— To be done —
Reproduce the records below line for line, changing nothing.

— Given entries —
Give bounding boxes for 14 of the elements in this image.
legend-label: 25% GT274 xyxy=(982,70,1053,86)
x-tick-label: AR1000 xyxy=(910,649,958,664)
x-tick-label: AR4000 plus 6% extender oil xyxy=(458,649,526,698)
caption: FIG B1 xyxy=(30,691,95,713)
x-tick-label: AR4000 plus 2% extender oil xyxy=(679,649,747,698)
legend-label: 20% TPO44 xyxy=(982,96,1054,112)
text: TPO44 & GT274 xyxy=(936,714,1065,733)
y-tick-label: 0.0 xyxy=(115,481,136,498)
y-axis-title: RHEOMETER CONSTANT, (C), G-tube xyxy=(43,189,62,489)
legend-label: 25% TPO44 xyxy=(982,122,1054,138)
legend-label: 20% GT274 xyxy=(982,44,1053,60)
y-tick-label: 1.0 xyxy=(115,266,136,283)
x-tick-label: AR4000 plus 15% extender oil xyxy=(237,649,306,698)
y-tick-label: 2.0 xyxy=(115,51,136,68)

— Correct result —
Give bounding boxes for 14 of the elements in this image.
legend-label: 25% GT274 xyxy=(982,70,1053,86)
x-tick-label: AR1000 xyxy=(910,649,958,664)
x-tick-label: AR4000 plus 6% extender oil xyxy=(458,649,526,698)
caption: FIG B1 xyxy=(30,691,95,713)
x-tick-label: AR4000 plus 2% extender oil xyxy=(679,649,747,698)
legend-label: 20% TPO44 xyxy=(982,96,1054,112)
text: TPO44 & GT274 xyxy=(936,714,1065,733)
y-tick-label: 0.0 xyxy=(115,481,136,498)
y-axis-title: RHEOMETER CONSTANT, (C), G-tube xyxy=(43,189,62,489)
legend-label: 25% TPO44 xyxy=(982,122,1054,138)
legend-label: 20% GT274 xyxy=(982,44,1053,60)
y-tick-label: 1.0 xyxy=(115,266,136,283)
x-tick-label: AR4000 plus 15% extender oil xyxy=(237,649,306,698)
y-tick-label: 2.0 xyxy=(115,51,136,68)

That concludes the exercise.